Short exercise: In the data below, find every line with the string "morning" and pull it out.

Data for the task:
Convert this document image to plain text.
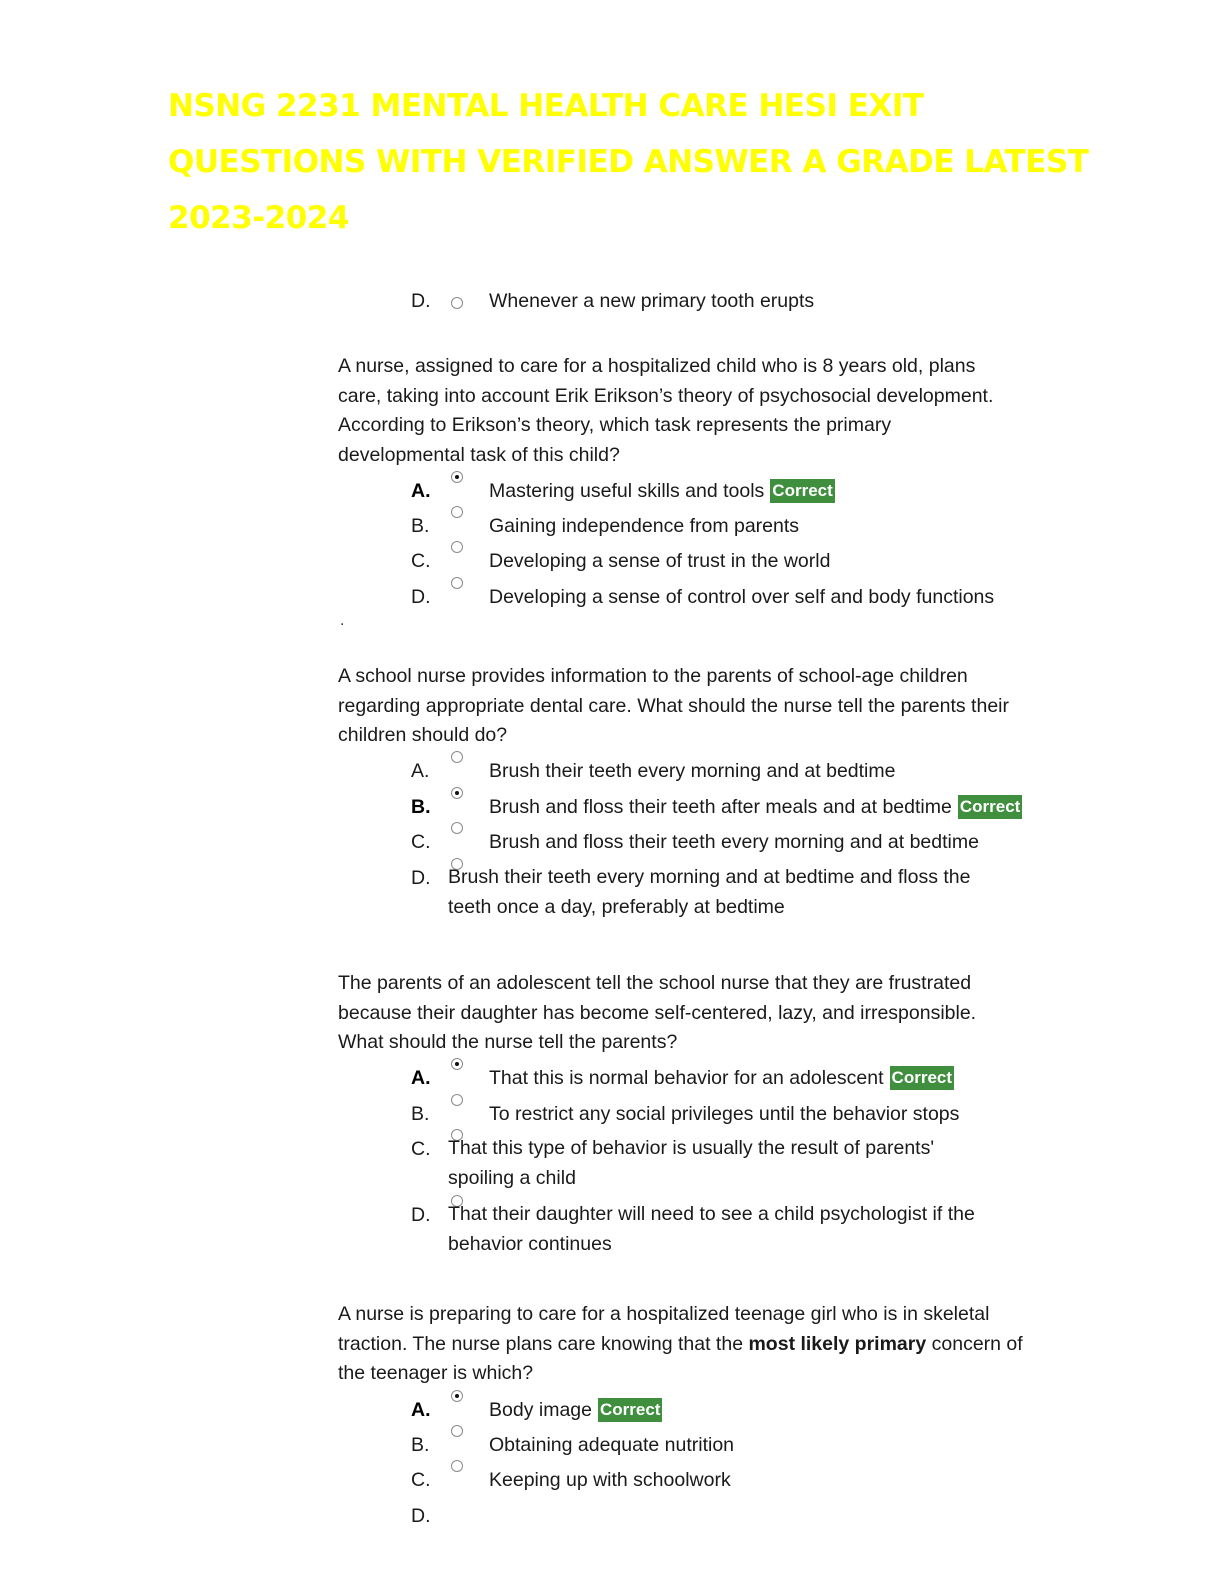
NSNG 2231 MENTAL HEALTH CARE HESI EXIT
QUESTIONS WITH VERIFIED ANSWER A GRADE LATEST
2023-2024
D.	Whenever a new primary tooth erupts
A nurse, assigned to care for a hospitalized child who is 8 years old, plans
care, taking into account Erik Erikson’s theory of psychosocial development.
According to Erikson’s theory, which task represents the primary
developmental task of this child?
A.	Mastering useful skills and tools Correct
B.	Gaining independence from parents
C.	Developing a sense of trust in the world
D.	Developing a sense of control over self and body functions
.
A school nurse provides information to the parents of school-age children
regarding appropriate dental care. What should the nurse tell the parents their
children should do?
A.	Brush their teeth every morning and at bedtime
B.	Brush and floss their teeth after meals and at bedtime Correct
C.	Brush and floss their teeth every morning and at bedtime
D. Brush their teeth every morning and at bedtime and floss the
teeth once a day, preferably at bedtime
The parents of an adolescent tell the school nurse that they are frustrated
because their daughter has become self-centered, lazy, and irresponsible.
What should the nurse tell the parents?
A.	That this is normal behavior for an adolescent Correct
B.	To restrict any social privileges until the behavior stops
C. That this type of behavior is usually the result of parents'
spoiling a child
D. That their daughter will need to see a child psychologist if the
behavior continues
A nurse is preparing to care for a hospitalized teenage girl who is in skeletal
traction. The nurse plans care knowing that the most likely primary concern of
the teenager is which?
A.	Body image Correct
B.	Obtaining adequate nutrition
C.	Keeping up with schoolwork
D.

Answer to the exercise:
A.	Brush their teeth every morning and at bedtime
C.	Brush and floss their teeth every morning and at bedtime
D. Brush their teeth every morning and at bedtime and floss the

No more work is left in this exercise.